## [TASK TO CARRY OUT]
Send each entry back exactly as given, pictures excluded.

## [Data entries]
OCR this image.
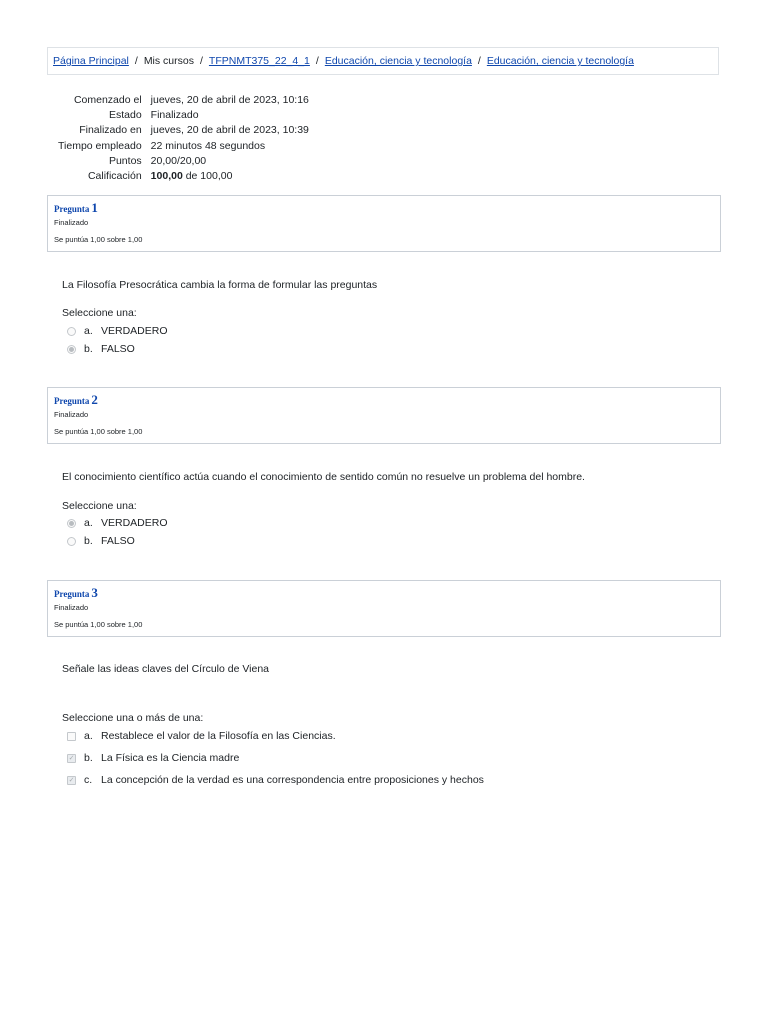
Página Principal / Mis cursos / TFPNMT375_22_4_1 / Educación, ciencia y tecnología / Educación, ciencia y tecnología
Comenzado el	jueves, 20 de abril de 2023, 10:16
Estado	Finalizado
Finalizado en	jueves, 20 de abril de 2023, 10:39
Tiempo empleado	22 minutos 48 segundos
Puntos	20,00/20,00
Calificación	100,00 de 100,00
Pregunta 1
Finalizado
Se puntúa 1,00 sobre 1,00
La Filosofía Presocrática cambia la forma de formular las preguntas
Seleccione una:
a. VERDADERO
b. FALSO
Pregunta 2
Finalizado
Se puntúa 1,00 sobre 1,00
El conocimiento científico actúa cuando el conocimiento de sentido común no resuelve un problema del hombre.
Seleccione una:
a. VERDADERO
b. FALSO
Pregunta 3
Finalizado
Se puntúa 1,00 sobre 1,00
Señale las ideas claves del Círculo de Viena
Seleccione una o más de una:
a. Restablece el valor de la Filosofía en las Ciencias.
✓ b. La Física es la Ciencia madre
✓ c. La concepción de la verdad es una correspondencia entre proposiciones y hechos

## [THE OUTPUT]
OCR this image.
Página Principal / Mis cursos / TFPNMT375_22_4_1 / Educación, ciencia y tecnología / Educación, ciencia y tecnología
Comenzado el	jueves, 20 de abril de 2023, 10:16
Estado	Finalizado
Finalizado en	jueves, 20 de abril de 2023, 10:39
Tiempo empleado	22 minutos 48 segundos
Puntos	20,00/20,00
Calificación	100,00 de 100,00
Pregunta 1
Finalizado
Se puntúa 1,00 sobre 1,00
La Filosofía Presocrática cambia la forma de formular las preguntas
Seleccione una:
a. VERDADERO
b. FALSO
Pregunta 2
Finalizado
Se puntúa 1,00 sobre 1,00
El conocimiento científico actúa cuando el conocimiento de sentido común no resuelve un problema del hombre.
Seleccione una:
a. VERDADERO
b. FALSO
Pregunta 3
Finalizado
Se puntúa 1,00 sobre 1,00
Señale las ideas claves del Círculo de Viena
Seleccione una o más de una:
a. Restablece el valor de la Filosofía en las Ciencias.
✓ b. La Física es la Ciencia madre
✓ c. La concepción de la verdad es una correspondencia entre proposiciones y hechos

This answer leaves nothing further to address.